_Written exercise_.
Give nothing except the number of lines containing the word "body".

_Exercise material_.
------------------------
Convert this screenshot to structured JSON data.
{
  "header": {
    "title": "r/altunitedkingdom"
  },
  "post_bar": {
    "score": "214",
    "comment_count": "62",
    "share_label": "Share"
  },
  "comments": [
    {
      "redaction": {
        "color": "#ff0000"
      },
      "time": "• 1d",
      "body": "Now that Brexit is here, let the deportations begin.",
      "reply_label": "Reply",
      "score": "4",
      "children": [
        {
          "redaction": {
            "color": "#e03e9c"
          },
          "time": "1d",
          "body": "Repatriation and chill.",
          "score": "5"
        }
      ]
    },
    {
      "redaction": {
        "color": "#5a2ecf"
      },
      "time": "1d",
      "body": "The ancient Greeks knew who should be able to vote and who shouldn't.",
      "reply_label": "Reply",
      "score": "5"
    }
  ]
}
------------------------
_The completed task_.
3